WHAT IS ASKED
Retype each entry below, keeping every character the same.

INFORMATION PROVIDED
============================================================

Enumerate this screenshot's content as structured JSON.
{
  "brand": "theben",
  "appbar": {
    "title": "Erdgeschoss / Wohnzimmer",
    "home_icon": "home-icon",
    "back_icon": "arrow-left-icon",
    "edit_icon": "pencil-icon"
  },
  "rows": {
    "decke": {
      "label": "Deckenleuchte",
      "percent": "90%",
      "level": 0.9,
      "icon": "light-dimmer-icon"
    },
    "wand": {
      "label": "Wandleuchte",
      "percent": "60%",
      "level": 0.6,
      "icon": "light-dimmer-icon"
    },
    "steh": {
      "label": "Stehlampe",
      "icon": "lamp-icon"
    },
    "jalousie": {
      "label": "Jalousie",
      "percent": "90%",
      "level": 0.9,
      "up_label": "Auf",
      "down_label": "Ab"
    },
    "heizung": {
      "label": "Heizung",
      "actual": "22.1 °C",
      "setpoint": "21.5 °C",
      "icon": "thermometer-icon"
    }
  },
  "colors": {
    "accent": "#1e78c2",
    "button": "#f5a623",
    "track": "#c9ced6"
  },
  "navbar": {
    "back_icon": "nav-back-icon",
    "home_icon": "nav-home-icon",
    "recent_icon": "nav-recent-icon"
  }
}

============================================================

FINAL RESULT
Enumerate this screenshot's content as structured JSON.
{
  "brand": "theben",
  "appbar": {
    "title": "Erdgeschoss / Wohnzimmer",
    "home_icon": "home-icon",
    "back_icon": "arrow-left-icon",
    "edit_icon": "pencil-icon"
  },
  "rows": {
    "decke": {
      "label": "Deckenleuchte",
      "percent": "90%",
      "level": 0.9,
      "icon": "light-dimmer-icon"
    },
    "wand": {
      "label": "Wandleuchte",
      "percent": "60%",
      "level": 0.6,
      "icon": "light-dimmer-icon"
    },
    "steh": {
      "label": "Stehlampe",
      "icon": "lamp-icon"
    },
    "jalousie": {
      "label": "Jalousie",
      "percent": "90%",
      "level": 0.9,
      "up_label": "Auf",
      "down_label": "Ab"
    },
    "heizung": {
      "label": "Heizung",
      "actual": "22.1 °C",
      "setpoint": "21.5 °C",
      "icon": "thermometer-icon"
    }
  },
  "colors": {
    "accent": "#1e78c2",
    "button": "#f5a623",
    "track": "#c9ced6"
  },
  "navbar": {
    "back_icon": "nav-back-icon",
    "home_icon": "nav-home-icon",
    "recent_icon": "nav-recent-icon"
  }
}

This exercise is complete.